++++ Available data
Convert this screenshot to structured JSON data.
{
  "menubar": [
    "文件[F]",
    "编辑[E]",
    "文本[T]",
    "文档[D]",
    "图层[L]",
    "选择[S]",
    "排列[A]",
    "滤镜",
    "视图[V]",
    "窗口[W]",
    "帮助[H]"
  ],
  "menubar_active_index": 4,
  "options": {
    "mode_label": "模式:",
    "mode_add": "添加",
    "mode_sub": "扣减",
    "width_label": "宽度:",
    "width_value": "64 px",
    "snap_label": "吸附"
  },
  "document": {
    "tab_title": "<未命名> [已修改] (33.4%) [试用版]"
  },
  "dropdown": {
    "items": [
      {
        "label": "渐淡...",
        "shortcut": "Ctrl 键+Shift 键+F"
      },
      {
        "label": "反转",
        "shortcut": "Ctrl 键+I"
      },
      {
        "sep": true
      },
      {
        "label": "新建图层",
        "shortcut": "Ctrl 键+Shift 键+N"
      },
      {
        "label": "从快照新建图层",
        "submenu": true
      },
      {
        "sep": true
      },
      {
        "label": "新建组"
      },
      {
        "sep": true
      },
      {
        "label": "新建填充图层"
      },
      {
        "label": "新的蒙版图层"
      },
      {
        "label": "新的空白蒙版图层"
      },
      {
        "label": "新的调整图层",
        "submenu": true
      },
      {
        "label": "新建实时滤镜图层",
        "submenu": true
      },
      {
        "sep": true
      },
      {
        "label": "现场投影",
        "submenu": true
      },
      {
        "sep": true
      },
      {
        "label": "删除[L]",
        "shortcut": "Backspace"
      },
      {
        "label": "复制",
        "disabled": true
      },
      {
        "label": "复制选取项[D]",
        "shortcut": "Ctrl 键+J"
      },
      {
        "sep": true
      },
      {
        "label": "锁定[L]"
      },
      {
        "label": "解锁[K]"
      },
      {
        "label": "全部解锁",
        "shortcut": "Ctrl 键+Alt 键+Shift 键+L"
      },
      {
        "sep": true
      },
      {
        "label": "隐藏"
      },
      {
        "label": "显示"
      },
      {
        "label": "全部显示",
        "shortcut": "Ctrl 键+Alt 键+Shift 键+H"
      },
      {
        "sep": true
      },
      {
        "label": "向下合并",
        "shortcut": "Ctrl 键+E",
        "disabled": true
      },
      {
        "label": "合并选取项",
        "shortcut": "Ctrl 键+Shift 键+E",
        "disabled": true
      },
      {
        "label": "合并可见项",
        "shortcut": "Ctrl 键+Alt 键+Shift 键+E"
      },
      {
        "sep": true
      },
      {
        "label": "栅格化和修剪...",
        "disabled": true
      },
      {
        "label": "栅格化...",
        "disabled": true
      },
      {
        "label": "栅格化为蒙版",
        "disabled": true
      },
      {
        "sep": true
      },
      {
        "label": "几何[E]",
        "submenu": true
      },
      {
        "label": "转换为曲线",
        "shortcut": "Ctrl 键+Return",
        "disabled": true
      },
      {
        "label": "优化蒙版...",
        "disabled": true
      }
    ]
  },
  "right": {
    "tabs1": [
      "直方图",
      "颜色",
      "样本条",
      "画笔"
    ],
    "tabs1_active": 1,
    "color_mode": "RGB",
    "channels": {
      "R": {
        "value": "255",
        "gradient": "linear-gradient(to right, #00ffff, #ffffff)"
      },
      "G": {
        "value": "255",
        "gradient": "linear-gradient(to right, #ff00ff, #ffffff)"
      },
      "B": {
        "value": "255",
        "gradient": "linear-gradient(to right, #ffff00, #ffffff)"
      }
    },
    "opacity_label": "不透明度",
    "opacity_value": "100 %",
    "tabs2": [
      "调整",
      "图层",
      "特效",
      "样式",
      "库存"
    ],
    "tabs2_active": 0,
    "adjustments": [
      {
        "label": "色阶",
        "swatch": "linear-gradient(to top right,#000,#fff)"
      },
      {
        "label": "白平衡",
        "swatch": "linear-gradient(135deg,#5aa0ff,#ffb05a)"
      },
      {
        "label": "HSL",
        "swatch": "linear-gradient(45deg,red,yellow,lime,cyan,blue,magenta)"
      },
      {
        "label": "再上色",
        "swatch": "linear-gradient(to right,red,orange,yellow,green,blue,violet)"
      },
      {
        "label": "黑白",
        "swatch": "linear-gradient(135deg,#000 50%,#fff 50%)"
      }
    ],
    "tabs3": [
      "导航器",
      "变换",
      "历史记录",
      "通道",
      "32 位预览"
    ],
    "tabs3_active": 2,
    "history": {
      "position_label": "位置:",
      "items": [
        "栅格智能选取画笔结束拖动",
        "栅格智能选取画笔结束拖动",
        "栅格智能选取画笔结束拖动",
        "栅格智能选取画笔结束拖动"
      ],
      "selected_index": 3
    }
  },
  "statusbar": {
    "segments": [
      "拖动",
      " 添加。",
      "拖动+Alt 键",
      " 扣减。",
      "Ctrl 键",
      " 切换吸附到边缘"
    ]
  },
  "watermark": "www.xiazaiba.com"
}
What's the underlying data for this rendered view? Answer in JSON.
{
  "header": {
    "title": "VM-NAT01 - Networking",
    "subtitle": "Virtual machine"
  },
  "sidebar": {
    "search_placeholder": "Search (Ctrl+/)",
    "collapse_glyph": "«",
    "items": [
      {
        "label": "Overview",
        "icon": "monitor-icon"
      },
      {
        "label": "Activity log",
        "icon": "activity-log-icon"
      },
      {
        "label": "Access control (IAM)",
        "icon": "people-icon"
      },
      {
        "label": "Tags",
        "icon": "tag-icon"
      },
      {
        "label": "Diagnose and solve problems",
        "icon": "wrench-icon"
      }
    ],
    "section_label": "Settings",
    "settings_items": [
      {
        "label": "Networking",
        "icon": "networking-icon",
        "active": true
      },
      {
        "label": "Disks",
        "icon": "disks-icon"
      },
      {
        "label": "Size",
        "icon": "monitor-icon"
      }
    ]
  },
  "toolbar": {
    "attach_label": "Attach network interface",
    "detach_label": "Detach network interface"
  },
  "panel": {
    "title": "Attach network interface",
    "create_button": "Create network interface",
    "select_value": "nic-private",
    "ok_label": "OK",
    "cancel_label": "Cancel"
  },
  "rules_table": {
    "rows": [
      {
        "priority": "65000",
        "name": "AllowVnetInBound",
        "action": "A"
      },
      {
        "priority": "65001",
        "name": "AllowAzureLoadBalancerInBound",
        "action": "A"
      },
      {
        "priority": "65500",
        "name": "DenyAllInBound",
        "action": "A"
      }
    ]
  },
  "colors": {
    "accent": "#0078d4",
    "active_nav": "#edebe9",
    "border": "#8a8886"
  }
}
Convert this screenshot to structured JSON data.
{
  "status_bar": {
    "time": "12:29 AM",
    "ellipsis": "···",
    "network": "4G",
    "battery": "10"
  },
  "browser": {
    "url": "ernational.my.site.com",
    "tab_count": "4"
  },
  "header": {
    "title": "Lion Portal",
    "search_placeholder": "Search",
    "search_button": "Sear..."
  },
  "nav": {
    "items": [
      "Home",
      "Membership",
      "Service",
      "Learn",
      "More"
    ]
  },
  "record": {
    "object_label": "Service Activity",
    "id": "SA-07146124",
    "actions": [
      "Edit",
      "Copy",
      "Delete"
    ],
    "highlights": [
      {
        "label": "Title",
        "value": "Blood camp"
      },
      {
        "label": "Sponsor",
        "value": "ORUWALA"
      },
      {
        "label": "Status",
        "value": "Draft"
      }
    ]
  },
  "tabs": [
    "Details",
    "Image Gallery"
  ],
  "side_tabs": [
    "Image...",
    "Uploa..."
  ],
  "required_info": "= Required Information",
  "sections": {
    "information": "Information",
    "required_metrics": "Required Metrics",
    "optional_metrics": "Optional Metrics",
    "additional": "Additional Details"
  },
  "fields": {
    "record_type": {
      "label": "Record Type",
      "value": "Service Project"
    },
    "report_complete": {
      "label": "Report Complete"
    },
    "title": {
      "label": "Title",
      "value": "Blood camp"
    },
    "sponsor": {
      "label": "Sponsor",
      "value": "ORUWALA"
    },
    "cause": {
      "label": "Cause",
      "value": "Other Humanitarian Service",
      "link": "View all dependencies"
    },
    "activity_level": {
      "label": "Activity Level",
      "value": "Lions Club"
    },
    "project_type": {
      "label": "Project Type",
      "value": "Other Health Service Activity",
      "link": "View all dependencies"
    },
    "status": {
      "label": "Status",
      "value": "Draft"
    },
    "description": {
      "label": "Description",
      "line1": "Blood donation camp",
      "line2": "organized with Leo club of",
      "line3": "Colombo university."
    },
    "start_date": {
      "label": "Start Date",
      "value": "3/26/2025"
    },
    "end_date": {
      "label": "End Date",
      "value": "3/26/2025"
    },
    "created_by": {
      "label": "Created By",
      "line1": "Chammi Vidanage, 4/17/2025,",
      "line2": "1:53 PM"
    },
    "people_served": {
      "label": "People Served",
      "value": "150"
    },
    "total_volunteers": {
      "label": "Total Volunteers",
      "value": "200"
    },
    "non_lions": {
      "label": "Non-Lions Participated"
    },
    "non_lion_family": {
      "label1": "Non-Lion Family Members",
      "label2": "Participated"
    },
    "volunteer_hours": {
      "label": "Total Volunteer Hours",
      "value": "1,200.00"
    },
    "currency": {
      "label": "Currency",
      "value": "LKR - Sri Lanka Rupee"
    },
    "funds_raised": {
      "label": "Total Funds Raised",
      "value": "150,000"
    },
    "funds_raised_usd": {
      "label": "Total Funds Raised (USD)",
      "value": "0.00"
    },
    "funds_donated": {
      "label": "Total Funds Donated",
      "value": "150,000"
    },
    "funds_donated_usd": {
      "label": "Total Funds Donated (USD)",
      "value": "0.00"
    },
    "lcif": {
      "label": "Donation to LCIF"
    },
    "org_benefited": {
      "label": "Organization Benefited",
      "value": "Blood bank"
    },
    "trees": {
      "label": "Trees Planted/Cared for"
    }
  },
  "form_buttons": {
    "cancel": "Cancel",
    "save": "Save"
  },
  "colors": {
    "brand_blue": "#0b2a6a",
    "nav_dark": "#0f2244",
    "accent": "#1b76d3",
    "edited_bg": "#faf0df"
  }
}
++++++++
Goal:
Go over the records above and tally each line that includes "Shift". Give the total by itself.

Expected output:
6